_SHORT PROBLEM_:
Could you update the records below so that each "制造强国" becomes "制造业强国", with everything else unchanged and the pictures left out?

_SOURCE DATA_:
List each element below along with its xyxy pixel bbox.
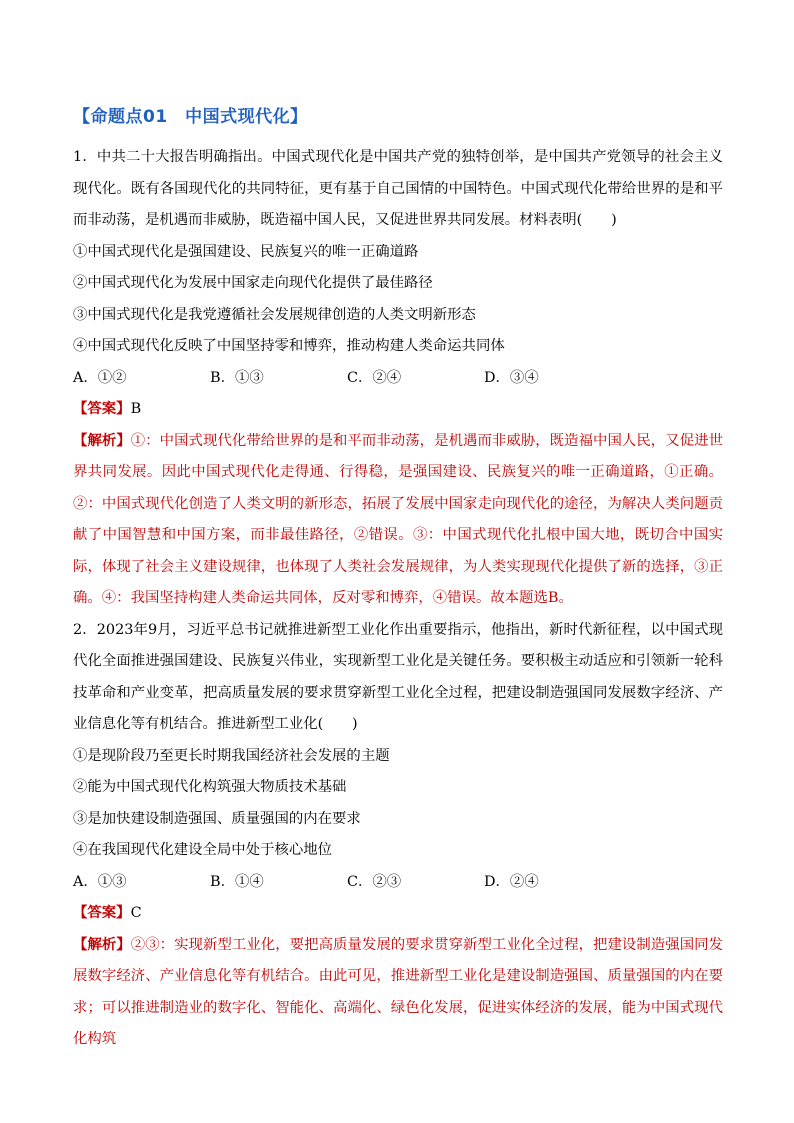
answer-tag: 【答案】	[73, 401, 131, 417]
answer-tag: 【答案】	[73, 905, 131, 921]
question-stem: 1．中共二十大报告明确指出。中国式现代化是中国共产党的独特创举，是中国共产党领导的社会主义现代化。既有各国现代化的共同特征，更有基于自己国情的中国特色。中国式现代化带给世界的是和平而非动荡，是机遇而非威胁，既造福中国人民，又促进世界共同发展。材料表明( )	[73, 149, 723, 228]
option-2: ②能为中国式现代化构筑强大物质技术基础	[73, 779, 347, 795]
choice-d: D．②④	[484, 873, 539, 890]
option-4: ④中国式现代化反映了中国坚持零和博弈，推动构建人类命运共同体	[73, 338, 505, 354]
option-1: ①中国式现代化是强国建设、民族复兴的唯一正确道路	[73, 243, 419, 260]
choice-d: D．③④	[484, 369, 539, 386]
choice-c: C．②③	[347, 873, 402, 890]
choice-a: A．①③	[73, 873, 127, 890]
section-title: 【命题点01 中国式现代化】	[73, 107, 308, 127]
answer-value: C	[130, 905, 142, 921]
option-1: ①是现阶段乃至更长时期我国经济社会发展的主题	[73, 747, 390, 764]
question-stem: 2．2023年9月，习近平总书记就推进新型工业化作出重要指示，他指出，新时代新征程，以中国式现代化全面推进强国建设、民族复兴伟业，实现新型工业化是关键任务。要积极主动适应和引领新一轮科技革命和产业变革，把高质量发展的要求贯穿新型工业化全过程，把建设制造强国同发展数字经济、产业信息化等有机结合。推进新型工业化( )	[73, 621, 723, 732]
answer-choices	[73, 867, 723, 899]
answer-line	[73, 898, 723, 930]
answer-value: B	[130, 401, 142, 417]
option-3: ③是加快建设制造强国、质量强国的内在要求	[73, 810, 361, 827]
document-page	[73, 104, 723, 1056]
analysis-text: ②③：实现新型工业化，要把高质量发展的要求贯穿新型工业化全过程，把建设制造强国同发展数字经济、产业信息化等有机结合。由此可见，推进新型工业化是建设制造强国、质量强国的内在要求；可以推进制造业的数字化、智能化、高端化、绿色化发展，促进实体经济的发展，能为中国式现代化构筑	[73, 936, 723, 1047]
question-1	[73, 142, 723, 615]
analysis-tag: 【解析】	[73, 936, 131, 953]
answer-line	[73, 394, 723, 426]
choice-b: B．①③	[210, 369, 264, 386]
analysis-block	[73, 426, 723, 615]
answer-choices	[73, 363, 723, 395]
analysis-tag: 【解析】	[73, 432, 131, 449]
option-3: ③中国式现代化是我党遵循社会发展规律创造的人类文明新形态	[73, 306, 476, 323]
choice-a: A．①②	[73, 369, 127, 386]
option-2: ②中国式现代化为发展中国家走向现代化提供了最佳路径	[73, 275, 433, 291]
analysis-block	[73, 930, 723, 1056]
choice-b: B．①④	[210, 873, 264, 890]
question-2	[73, 615, 723, 1056]
analysis-text: ①：中国式现代化带给世界的是和平而非动荡，是机遇而非威胁，既造福中国人民，又促进世界共同发展。因此中国式现代化走得通、行得稳，是强国建设、民族复兴的唯一正确道路，①正确。②：中国式现代化创造了人类文明的新形态，拓展了发展中国家走向现代化的途径，为解决人类问题贡献了中国智慧和中国方案，而非最佳路径，②错误。③：中国式现代化扎根中国大地，既切合中国实际，体现了社会主义建设规律，也体现了人类社会发展规律，为人类实现现代化提供了新的选择，③正确。④：我国坚持构建人类命运共同体，反对零和博弈，④错误。故本题选B。	[73, 432, 723, 606]
choice-c: C．②④	[347, 369, 402, 386]
option-4: ④在我国现代化建设全局中处于核心地位	[73, 842, 333, 858]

_OUTPUT OF THE TASK_:
List each element below along with its xyxy pixel bbox.
answer-tag: 【答案】	[73, 401, 131, 417]
answer-tag: 【答案】	[73, 905, 131, 921]
question-stem: 1．中共二十大报告明确指出。中国式现代化是中国共产党的独特创举，是中国共产党领导的社会主义现代化。既有各国现代化的共同特征，更有基于自己国情的中国特色。中国式现代化带给世界的是和平而非动荡，是机遇而非威胁，既造福中国人民，又促进世界共同发展。材料表明( )	[73, 149, 723, 228]
option-2: ②能为中国式现代化构筑强大物质技术基础	[73, 779, 347, 795]
choice-d: D．②④	[484, 873, 539, 890]
option-4: ④中国式现代化反映了中国坚持零和博弈，推动构建人类命运共同体	[73, 338, 505, 354]
option-1: ①中国式现代化是强国建设、民族复兴的唯一正确道路	[73, 243, 419, 260]
choice-d: D．③④	[484, 369, 539, 386]
choice-c: C．②③	[347, 873, 402, 890]
choice-a: A．①③	[73, 873, 127, 890]
section-title: 【命题点01 中国式现代化】	[73, 107, 308, 127]
answer-value: C	[130, 905, 142, 921]
option-1: ①是现阶段乃至更长时期我国经济社会发展的主题	[73, 747, 390, 764]
question-stem: 2．2023年9月，习近平总书记就推进新型工业化作出重要指示，他指出，新时代新征程，以中国式现代化全面推进强国建设、民族复兴伟业，实现新型工业化是关键任务。要积极主动适应和引领新一轮科技革命和产业变革，把高质量发展的要求贯穿新型工业化全过程，把建设制造业强国同发展数字经济、产业信息化等有机结合。推进新型工业化( )	[73, 621, 723, 732]
answer-choices	[73, 867, 723, 899]
answer-line	[73, 898, 723, 930]
answer-value: B	[130, 401, 142, 417]
option-3: ③是加快建设制造业强国、质量强国的内在要求	[73, 810, 361, 827]
document-page	[73, 104, 723, 1056]
analysis-text: ②③：实现新型工业化，要把高质量发展的要求贯穿新型工业化全过程，把建设制造业强国同发展数字经济、产业信息化等有机结合。由此可见，推进新型工业化是建设制造业强国、质量强国的内在要求；可以推进制造业的数字化、智能化、高端化、绿色化发展，促进实体经济的发展，能为中国式现代化构筑	[73, 936, 723, 1047]
question-1	[73, 142, 723, 615]
analysis-tag: 【解析】	[73, 936, 131, 953]
answer-line	[73, 394, 723, 426]
choice-b: B．①③	[210, 369, 264, 386]
analysis-block	[73, 426, 723, 615]
answer-choices	[73, 363, 723, 395]
analysis-tag: 【解析】	[73, 432, 131, 449]
option-3: ③中国式现代化是我党遵循社会发展规律创造的人类文明新形态	[73, 306, 476, 323]
choice-a: A．①②	[73, 369, 127, 386]
option-2: ②中国式现代化为发展中国家走向现代化提供了最佳路径	[73, 275, 433, 291]
analysis-block	[73, 930, 723, 1056]
choice-b: B．①④	[210, 873, 264, 890]
question-2	[73, 615, 723, 1056]
analysis-text: ①：中国式现代化带给世界的是和平而非动荡，是机遇而非威胁，既造福中国人民，又促进世界共同发展。因此中国式现代化走得通、行得稳，是强国建设、民族复兴的唯一正确道路，①正确。②：中国式现代化创造了人类文明的新形态，拓展了发展中国家走向现代化的途径，为解决人类问题贡献了中国智慧和中国方案，而非最佳路径，②错误。③：中国式现代化扎根中国大地，既切合中国实际，体现了社会主义建设规律，也体现了人类社会发展规律，为人类实现现代化提供了新的选择，③正确。④：我国坚持构建人类命运共同体，反对零和博弈，④错误。故本题选B。	[73, 432, 723, 606]
choice-c: C．②④	[347, 369, 402, 386]
option-4: ④在我国现代化建设全局中处于核心地位	[73, 842, 333, 858]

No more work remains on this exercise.